WRITTEN EXERCISE: Output the lines that follow exactly as they are.

----- ENTRIES SUPPLIED -----

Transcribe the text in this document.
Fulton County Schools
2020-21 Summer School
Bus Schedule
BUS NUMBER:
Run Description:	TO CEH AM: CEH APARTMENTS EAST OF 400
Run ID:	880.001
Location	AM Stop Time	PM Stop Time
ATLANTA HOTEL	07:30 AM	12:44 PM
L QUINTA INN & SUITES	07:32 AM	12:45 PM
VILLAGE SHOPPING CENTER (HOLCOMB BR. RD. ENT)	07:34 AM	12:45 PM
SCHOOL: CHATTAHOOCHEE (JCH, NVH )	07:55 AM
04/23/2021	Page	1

-----

REPLY TO THE EXERCISE:
Transcribe the text in this document.
Fulton County Schools
2020-21 Summer School
Bus Schedule
BUS NUMBER:
Run Description:	TO CEH AM: CEH APARTMENTS EAST OF 400
Run ID:	880.001
Location	AM Stop Time	PM Stop Time
ATLANTA HOTEL	07:30 AM	12:44 PM
L QUINTA INN & SUITES	07:32 AM	12:45 PM
VILLAGE SHOPPING CENTER (HOLCOMB BR. RD. ENT)	07:34 AM	12:45 PM
SCHOOL: CHATTAHOOCHEE (JCH, NVH )	07:55 AM
04/23/2021	Page	1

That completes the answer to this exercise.